* Record excerpts *
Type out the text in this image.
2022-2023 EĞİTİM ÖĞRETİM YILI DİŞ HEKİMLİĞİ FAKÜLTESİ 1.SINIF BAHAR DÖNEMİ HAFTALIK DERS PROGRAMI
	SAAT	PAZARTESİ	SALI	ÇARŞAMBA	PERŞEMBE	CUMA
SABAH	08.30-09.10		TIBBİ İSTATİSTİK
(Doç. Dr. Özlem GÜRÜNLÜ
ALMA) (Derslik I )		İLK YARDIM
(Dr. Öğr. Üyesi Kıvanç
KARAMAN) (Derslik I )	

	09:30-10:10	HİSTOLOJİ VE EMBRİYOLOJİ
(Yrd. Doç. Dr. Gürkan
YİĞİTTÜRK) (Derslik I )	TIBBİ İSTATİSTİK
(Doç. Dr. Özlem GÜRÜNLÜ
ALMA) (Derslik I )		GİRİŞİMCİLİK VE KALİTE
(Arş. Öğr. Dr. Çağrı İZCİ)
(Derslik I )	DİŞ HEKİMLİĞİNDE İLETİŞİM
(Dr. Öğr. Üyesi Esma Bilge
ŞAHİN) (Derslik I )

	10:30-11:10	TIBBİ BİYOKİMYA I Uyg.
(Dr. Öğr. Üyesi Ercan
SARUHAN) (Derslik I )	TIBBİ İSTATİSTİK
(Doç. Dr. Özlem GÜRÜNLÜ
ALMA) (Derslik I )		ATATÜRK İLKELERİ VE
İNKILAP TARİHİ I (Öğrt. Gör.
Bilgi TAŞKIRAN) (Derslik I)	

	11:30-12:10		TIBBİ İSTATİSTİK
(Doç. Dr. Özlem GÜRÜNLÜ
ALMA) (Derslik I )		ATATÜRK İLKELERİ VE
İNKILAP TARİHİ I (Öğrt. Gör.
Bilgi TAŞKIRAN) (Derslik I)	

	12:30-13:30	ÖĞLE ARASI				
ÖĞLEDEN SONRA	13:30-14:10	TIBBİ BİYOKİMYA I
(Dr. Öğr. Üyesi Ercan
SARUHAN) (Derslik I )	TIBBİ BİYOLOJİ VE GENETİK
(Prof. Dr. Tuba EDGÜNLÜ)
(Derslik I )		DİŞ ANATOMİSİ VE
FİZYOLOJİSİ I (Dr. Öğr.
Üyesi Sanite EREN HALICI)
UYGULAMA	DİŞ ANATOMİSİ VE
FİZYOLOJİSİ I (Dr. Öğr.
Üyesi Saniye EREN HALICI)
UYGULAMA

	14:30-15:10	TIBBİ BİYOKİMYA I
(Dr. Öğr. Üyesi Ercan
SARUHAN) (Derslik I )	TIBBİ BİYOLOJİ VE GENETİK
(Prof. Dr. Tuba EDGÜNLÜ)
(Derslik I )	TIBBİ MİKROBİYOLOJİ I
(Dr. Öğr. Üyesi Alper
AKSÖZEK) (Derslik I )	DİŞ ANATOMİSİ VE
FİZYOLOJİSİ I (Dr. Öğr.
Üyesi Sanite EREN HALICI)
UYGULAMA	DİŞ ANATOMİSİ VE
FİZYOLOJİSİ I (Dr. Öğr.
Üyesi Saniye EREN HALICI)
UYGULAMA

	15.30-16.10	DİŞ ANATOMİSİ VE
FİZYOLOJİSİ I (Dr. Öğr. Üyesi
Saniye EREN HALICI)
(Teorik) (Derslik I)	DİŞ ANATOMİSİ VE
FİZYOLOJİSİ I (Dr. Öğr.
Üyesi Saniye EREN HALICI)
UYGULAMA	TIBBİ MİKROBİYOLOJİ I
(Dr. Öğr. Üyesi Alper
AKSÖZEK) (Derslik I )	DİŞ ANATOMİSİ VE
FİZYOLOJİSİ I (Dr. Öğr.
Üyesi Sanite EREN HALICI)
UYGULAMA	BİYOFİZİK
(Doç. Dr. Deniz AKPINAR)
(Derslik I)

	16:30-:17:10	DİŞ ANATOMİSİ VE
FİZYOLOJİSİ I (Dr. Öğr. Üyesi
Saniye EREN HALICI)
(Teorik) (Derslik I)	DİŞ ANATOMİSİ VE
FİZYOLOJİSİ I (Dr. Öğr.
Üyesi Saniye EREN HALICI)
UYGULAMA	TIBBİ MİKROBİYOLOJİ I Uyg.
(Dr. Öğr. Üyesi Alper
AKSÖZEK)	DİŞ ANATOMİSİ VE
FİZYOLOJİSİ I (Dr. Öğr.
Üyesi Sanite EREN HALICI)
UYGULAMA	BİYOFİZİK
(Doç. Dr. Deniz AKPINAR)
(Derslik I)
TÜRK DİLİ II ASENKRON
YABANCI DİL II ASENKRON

* Objective *
How many lines in the records above contain the word "ASENKRON"? Reply with the number alone.

* Response below *
2